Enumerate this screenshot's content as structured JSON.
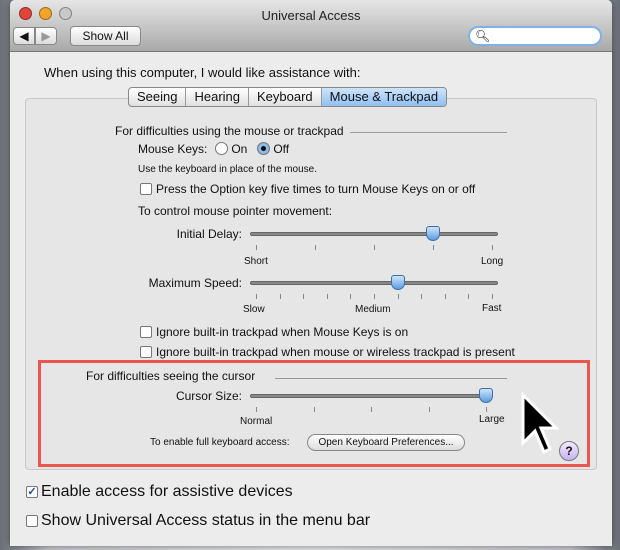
{
  "window": {
    "title": "Universal Access",
    "show_all": "Show All",
    "search_placeholder": ""
  },
  "prompt": "When using this computer, I would like assistance with:",
  "tabs": [
    {
      "label": "Seeing"
    },
    {
      "label": "Hearing"
    },
    {
      "label": "Keyboard"
    },
    {
      "label": "Mouse & Trackpad",
      "active": true
    }
  ],
  "mouse_section": {
    "heading": "For difficulties using the mouse or trackpad",
    "mouse_keys_label": "Mouse Keys:",
    "on_label": "On",
    "off_label": "Off",
    "mouse_keys_value": "Off",
    "hint": "Use the keyboard in place of the mouse.",
    "option_key_label": "Press the Option key five times to turn Mouse Keys on or off",
    "option_key_checked": false,
    "control_label": "To control mouse pointer movement:",
    "initial_delay": {
      "label": "Initial Delay:",
      "min": "Short",
      "max": "Long",
      "value": 0.75
    },
    "max_speed": {
      "label": "Maximum Speed:",
      "min": "Slow",
      "mid": "Medium",
      "max": "Fast",
      "value": 0.6
    },
    "ignore1": "Ignore built-in trackpad when Mouse Keys is on",
    "ignore2": "Ignore built-in trackpad when mouse or wireless trackpad is present"
  },
  "cursor_section": {
    "heading": "For difficulties seeing the cursor",
    "cursor_size": {
      "label": "Cursor Size:",
      "min": "Normal",
      "max": "Large",
      "value": 1.0
    },
    "keyboard_access_label": "To enable full keyboard access:",
    "open_keyboard_prefs": "Open Keyboard Preferences...",
    "help": "?"
  },
  "bottom": {
    "assistive_label": "Enable access for assistive devices",
    "assistive_checked": true,
    "status_label": "Show Universal Access status in the menu bar",
    "status_checked": false
  },
  "colors": {
    "highlight": "#e8564f",
    "accent": "#5c9de0"
  }
}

TASK DIRECTIONS >>
In the entries above, find every line holding the word "built" and copy it out.

EXERCISE RESULT >>
    "ignore1": "Ignore built-in trackpad when Mouse Keys is on",
    "ignore2": "Ignore built-in trackpad when mouse or wireless trackpad is present"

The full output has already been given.